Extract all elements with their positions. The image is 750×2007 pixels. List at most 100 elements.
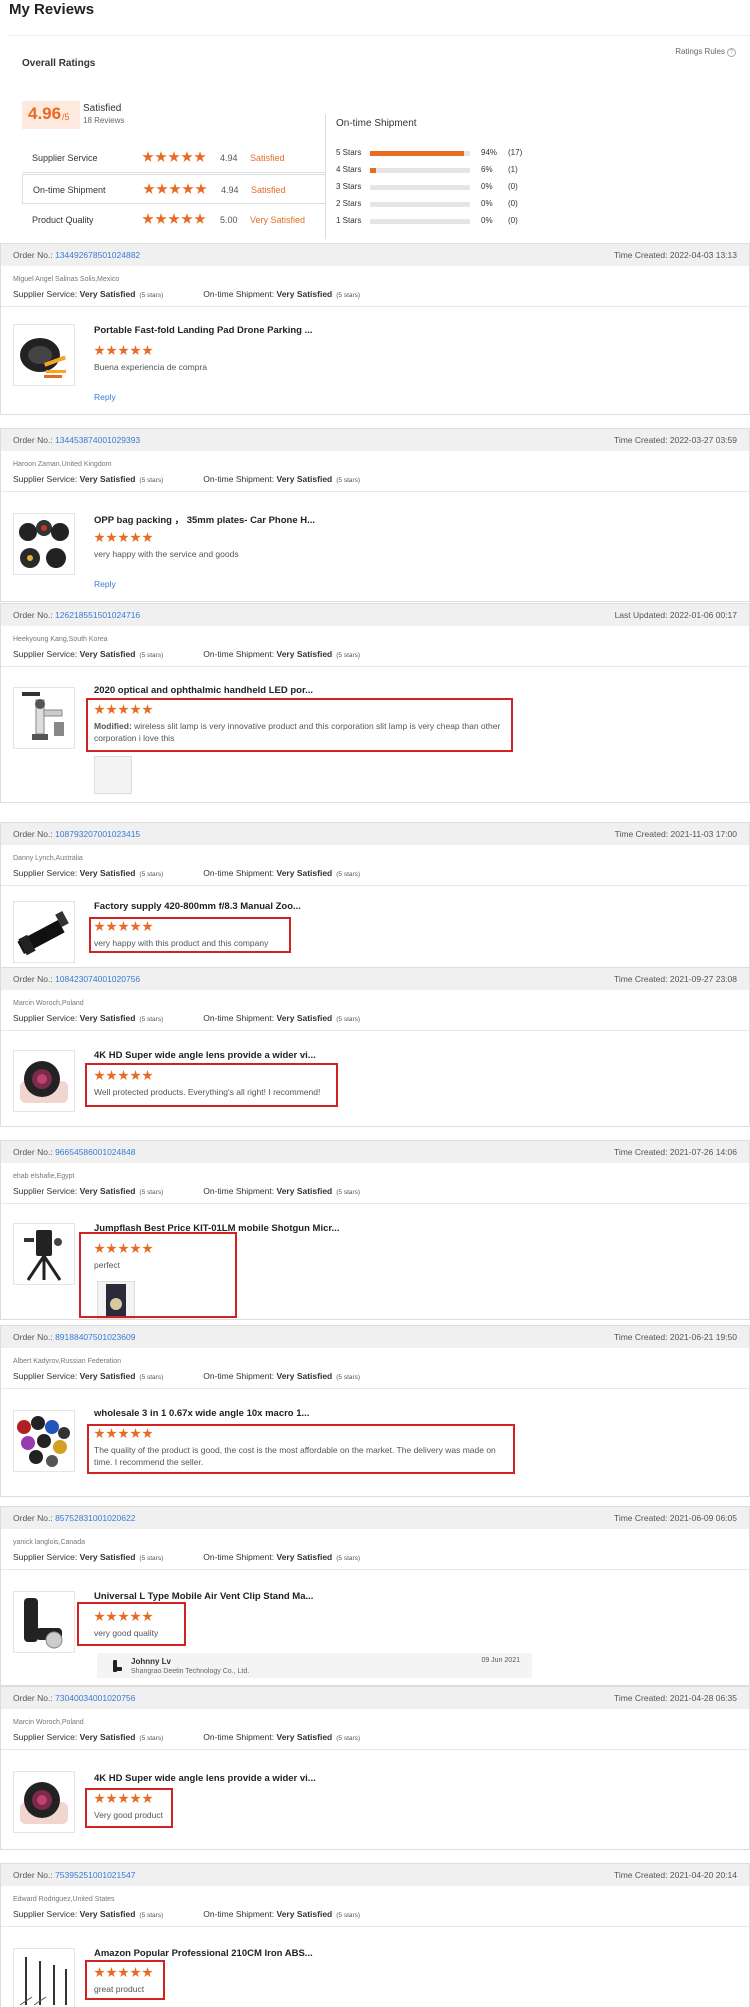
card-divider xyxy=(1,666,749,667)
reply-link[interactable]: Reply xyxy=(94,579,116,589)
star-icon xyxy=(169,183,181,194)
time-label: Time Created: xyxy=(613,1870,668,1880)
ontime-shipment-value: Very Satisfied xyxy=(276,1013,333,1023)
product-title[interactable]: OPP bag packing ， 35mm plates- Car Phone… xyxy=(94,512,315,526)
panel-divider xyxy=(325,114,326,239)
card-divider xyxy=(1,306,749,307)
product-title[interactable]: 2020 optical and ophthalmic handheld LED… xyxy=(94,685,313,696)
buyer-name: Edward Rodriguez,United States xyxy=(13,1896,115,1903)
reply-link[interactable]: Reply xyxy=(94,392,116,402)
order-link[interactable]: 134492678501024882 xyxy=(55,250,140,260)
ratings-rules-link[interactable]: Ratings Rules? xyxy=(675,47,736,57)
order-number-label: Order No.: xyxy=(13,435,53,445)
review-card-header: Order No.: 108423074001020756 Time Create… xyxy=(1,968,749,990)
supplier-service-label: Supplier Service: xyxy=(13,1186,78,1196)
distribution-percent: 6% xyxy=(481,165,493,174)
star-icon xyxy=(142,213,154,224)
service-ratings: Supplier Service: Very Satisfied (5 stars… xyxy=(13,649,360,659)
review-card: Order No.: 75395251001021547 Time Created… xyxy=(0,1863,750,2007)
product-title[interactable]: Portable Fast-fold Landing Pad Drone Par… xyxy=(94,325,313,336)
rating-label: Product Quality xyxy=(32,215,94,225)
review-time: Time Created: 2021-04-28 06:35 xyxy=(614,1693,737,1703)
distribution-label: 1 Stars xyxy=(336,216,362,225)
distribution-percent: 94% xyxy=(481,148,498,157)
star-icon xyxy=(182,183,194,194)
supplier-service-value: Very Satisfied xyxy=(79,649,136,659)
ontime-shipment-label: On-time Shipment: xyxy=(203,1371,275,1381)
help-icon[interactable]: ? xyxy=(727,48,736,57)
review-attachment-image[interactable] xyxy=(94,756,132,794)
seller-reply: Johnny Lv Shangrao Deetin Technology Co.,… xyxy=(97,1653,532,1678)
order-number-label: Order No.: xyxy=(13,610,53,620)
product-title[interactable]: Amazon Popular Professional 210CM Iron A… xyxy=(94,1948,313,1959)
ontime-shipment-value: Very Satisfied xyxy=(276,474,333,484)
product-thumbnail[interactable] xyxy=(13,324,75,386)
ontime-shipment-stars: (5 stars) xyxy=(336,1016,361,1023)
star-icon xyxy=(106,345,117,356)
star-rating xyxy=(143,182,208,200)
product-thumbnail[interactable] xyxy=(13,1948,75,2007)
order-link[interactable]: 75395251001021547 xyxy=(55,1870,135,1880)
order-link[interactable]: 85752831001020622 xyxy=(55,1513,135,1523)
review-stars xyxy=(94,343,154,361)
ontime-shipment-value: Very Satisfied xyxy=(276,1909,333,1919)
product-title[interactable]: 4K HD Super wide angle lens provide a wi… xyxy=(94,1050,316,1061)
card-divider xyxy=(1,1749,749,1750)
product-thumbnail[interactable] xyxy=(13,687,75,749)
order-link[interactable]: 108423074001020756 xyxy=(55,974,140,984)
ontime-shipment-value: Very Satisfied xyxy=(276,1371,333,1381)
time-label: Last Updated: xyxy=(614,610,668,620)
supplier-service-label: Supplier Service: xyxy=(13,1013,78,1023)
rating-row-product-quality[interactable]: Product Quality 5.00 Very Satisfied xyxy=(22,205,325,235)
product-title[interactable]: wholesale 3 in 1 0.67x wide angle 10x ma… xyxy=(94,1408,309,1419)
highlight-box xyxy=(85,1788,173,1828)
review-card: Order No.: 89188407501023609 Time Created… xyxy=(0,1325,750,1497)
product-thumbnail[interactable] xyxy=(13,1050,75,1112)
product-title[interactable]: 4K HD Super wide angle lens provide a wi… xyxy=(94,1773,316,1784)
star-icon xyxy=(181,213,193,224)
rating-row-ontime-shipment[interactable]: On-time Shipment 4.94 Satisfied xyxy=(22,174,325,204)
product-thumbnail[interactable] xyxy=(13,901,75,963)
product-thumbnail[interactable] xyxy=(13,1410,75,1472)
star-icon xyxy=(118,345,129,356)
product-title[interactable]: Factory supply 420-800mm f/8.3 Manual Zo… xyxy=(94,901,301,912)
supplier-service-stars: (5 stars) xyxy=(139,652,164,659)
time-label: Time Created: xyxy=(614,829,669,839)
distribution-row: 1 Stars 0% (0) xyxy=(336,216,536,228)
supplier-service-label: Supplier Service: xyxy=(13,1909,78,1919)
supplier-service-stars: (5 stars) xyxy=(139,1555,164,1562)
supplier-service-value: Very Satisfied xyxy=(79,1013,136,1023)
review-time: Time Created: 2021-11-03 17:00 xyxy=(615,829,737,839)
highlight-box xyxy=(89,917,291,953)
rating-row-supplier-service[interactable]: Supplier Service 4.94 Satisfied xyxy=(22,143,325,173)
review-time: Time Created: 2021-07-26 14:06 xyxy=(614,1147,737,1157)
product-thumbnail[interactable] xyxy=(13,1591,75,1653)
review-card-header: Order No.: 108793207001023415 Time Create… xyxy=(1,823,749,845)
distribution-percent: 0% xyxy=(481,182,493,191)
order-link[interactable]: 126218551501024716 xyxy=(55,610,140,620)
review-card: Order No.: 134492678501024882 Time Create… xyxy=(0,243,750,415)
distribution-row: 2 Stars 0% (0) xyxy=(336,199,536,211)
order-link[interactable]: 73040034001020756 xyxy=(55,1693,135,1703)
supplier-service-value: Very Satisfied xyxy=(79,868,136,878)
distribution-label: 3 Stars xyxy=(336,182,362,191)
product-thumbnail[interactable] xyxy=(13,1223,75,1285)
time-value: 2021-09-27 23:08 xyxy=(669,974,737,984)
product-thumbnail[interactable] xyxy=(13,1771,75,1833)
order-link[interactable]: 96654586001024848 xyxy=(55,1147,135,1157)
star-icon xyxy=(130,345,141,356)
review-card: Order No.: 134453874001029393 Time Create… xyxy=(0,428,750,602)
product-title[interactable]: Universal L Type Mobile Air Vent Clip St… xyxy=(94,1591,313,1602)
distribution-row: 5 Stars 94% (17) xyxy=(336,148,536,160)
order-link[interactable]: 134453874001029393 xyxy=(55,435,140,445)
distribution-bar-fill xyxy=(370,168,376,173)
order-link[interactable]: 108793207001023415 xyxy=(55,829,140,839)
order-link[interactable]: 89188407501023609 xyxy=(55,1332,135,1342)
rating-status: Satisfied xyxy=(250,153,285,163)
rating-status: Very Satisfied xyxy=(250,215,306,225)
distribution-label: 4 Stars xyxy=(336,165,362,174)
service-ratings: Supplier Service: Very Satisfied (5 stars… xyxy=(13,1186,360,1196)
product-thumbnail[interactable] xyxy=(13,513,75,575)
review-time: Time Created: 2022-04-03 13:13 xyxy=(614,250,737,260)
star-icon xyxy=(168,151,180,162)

———

Reproduce the data word for word, starting with the line that contains "card-divider xyxy=(1,666,749,667)" and going on through the line that contains "product-title[interactable]: Amazon Popular", with both of those lines included.

REPLY:
card-divider xyxy=(1,666,749,667)
reply-link[interactable]: Reply xyxy=(94,579,116,589)
star-icon xyxy=(169,183,181,194)
time-label: Time Created: xyxy=(613,1870,668,1880)
ontime-shipment-value: Very Satisfied xyxy=(276,1013,333,1023)
product-title[interactable]: OPP bag packing ， 35mm plates- Car Phone… xyxy=(94,512,315,526)
panel-divider xyxy=(325,114,326,239)
card-divider xyxy=(1,306,749,307)
product-title[interactable]: 2020 optical and ophthalmic handheld LED… xyxy=(94,685,313,696)
buyer-name: Edward Rodriguez,United States xyxy=(13,1896,115,1903)
reply-link[interactable]: Reply xyxy=(94,392,116,402)
order-link[interactable]: 134492678501024882 xyxy=(55,250,140,260)
ratings-rules-link[interactable]: Ratings Rules? xyxy=(675,47,736,57)
order-number-label: Order No.: xyxy=(13,435,53,445)
review-card-header: Order No.: 108423074001020756 Time Create… xyxy=(1,968,749,990)
supplier-service-label: Supplier Service: xyxy=(13,1186,78,1196)
distribution-percent: 6% xyxy=(481,165,493,174)
star-icon xyxy=(142,213,154,224)
service-ratings: Supplier Service: Very Satisfied (5 stars… xyxy=(13,649,360,659)
review-card: Order No.: 75395251001021547 Time Created… xyxy=(0,1863,750,2007)
product-title[interactable]: Portable Fast-fold Landing Pad Drone Par… xyxy=(94,325,313,336)
rating-label: Product Quality xyxy=(32,215,94,225)
review-time: Time Created: 2021-04-28 06:35 xyxy=(614,1693,737,1703)
distribution-label: 1 Stars xyxy=(336,216,362,225)
distribution-percent: 94% xyxy=(481,148,498,157)
star-icon xyxy=(182,183,194,194)
supplier-service-value: Very Satisfied xyxy=(79,649,136,659)
ontime-shipment-label: On-time Shipment: xyxy=(203,1371,275,1381)
help-icon[interactable]: ? xyxy=(727,48,736,57)
review-attachment-image[interactable] xyxy=(94,756,132,794)
seller-reply: Johnny Lv Shangrao Deetin Technology Co.,… xyxy=(97,1653,532,1678)
order-number-label: Order No.: xyxy=(13,610,53,620)
product-title[interactable]: Amazon Popular Professional 210CM Iron A… xyxy=(94,1948,313,1959)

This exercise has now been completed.